▶ [Task prompt] Wherever the word "value" appears in a line, extract that line.

[Figure collection entries]
★ ★ ★

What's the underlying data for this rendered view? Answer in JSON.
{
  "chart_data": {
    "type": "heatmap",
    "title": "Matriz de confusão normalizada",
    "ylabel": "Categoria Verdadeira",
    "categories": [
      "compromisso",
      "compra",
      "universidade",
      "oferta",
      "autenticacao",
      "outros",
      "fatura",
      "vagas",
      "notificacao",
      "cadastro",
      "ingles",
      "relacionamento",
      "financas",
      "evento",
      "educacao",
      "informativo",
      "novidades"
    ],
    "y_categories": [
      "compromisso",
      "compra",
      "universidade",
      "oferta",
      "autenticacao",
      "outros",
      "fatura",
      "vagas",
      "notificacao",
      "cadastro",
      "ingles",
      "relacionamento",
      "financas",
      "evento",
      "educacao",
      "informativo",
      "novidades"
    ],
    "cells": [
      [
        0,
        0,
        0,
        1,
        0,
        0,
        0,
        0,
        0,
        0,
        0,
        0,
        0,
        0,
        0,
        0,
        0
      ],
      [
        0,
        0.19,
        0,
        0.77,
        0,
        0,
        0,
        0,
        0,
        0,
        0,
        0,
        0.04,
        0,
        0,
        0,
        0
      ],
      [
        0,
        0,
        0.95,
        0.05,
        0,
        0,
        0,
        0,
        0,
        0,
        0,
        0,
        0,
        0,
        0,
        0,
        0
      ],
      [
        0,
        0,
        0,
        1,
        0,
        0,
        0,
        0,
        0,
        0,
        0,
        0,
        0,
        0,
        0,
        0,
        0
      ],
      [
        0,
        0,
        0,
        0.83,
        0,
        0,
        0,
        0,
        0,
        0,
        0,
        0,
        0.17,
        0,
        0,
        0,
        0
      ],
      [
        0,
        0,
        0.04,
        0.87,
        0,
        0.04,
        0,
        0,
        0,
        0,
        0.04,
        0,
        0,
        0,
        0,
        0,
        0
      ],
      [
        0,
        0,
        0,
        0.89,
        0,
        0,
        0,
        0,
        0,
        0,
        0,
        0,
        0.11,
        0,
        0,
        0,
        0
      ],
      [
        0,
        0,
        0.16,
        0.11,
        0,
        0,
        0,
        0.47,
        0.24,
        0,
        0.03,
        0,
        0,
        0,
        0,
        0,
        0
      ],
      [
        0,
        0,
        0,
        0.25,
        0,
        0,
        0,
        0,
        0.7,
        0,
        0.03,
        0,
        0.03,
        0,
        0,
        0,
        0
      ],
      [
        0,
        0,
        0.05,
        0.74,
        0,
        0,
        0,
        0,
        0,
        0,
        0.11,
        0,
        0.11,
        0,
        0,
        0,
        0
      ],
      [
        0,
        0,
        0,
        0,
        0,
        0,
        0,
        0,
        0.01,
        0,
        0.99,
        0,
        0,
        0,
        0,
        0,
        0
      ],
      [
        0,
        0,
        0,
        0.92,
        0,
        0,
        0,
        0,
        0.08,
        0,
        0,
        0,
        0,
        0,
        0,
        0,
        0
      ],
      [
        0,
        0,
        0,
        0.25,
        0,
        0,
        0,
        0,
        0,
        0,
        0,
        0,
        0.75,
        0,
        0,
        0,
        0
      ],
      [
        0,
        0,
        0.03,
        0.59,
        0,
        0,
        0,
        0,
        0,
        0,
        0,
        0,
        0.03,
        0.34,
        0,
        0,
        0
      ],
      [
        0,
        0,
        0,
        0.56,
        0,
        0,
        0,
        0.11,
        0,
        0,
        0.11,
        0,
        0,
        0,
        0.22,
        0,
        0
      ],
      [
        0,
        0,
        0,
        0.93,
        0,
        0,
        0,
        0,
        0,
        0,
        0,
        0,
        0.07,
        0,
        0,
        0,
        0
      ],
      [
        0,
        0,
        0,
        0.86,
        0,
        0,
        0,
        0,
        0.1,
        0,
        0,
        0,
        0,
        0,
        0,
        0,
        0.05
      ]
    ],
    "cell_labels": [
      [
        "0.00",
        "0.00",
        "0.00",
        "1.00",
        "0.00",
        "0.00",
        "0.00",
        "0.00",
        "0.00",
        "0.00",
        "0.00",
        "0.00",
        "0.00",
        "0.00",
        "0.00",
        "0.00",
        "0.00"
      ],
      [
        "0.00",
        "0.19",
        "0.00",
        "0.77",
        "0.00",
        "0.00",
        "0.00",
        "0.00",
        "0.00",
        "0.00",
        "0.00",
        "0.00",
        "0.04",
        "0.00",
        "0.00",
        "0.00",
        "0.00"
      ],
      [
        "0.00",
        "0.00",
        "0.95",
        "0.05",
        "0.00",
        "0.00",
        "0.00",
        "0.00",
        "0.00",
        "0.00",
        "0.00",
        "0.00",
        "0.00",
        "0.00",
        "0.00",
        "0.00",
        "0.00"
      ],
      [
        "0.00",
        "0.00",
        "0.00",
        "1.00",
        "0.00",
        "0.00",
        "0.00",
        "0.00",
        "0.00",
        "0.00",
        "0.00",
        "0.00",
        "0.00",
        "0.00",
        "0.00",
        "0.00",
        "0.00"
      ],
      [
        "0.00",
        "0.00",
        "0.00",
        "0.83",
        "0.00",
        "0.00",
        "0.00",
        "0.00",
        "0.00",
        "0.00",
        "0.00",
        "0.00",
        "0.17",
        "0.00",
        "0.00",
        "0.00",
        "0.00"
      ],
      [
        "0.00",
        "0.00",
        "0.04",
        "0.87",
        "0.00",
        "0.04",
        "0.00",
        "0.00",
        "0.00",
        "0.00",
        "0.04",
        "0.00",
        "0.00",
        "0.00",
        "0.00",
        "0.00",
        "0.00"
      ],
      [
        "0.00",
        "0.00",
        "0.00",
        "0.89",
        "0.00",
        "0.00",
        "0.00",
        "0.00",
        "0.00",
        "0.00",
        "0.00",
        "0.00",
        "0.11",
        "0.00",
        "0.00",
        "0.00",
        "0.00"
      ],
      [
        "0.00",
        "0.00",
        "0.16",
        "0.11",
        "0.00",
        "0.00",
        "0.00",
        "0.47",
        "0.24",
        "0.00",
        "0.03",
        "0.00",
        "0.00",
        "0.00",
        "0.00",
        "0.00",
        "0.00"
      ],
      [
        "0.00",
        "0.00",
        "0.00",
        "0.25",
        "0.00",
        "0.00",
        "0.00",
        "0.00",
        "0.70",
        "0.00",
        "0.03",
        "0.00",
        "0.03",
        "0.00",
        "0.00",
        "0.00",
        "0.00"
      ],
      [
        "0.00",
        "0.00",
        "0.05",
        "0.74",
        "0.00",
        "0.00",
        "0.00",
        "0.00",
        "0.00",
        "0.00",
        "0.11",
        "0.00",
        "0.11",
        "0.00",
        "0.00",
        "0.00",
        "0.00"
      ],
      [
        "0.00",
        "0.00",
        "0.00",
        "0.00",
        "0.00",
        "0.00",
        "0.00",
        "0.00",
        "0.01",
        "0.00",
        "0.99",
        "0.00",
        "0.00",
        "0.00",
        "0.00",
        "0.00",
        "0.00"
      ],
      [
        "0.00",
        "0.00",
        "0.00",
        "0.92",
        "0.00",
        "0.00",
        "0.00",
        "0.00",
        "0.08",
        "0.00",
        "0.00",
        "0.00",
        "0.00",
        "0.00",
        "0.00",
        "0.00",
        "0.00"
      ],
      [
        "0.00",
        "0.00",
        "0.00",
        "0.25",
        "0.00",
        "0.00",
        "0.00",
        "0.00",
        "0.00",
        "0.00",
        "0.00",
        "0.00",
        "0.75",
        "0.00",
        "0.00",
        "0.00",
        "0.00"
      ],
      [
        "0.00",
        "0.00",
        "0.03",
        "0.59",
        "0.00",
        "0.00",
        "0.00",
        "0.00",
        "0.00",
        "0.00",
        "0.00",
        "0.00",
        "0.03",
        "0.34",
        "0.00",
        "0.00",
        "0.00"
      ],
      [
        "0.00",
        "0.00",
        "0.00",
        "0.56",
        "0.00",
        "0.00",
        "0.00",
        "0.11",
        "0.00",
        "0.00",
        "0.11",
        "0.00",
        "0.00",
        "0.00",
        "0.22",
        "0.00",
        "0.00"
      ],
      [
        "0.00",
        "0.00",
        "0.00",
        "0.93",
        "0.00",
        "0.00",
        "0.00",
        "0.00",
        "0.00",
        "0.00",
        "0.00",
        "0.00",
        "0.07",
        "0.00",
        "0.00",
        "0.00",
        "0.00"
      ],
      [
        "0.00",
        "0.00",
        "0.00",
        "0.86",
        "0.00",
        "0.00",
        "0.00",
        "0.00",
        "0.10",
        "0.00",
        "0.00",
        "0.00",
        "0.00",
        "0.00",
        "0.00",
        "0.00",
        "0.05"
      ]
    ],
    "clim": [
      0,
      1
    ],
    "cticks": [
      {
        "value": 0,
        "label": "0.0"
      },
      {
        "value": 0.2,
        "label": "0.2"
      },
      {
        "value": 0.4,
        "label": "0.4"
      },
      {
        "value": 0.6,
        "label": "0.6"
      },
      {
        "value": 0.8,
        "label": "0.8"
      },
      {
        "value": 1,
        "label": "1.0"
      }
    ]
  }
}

★ ★ ★

▶ [Full output]
        "value": 0,
        "value": 0.2,
        "value": 0.4,
        "value": 0.6,
        "value": 0.8,
        "value": 1,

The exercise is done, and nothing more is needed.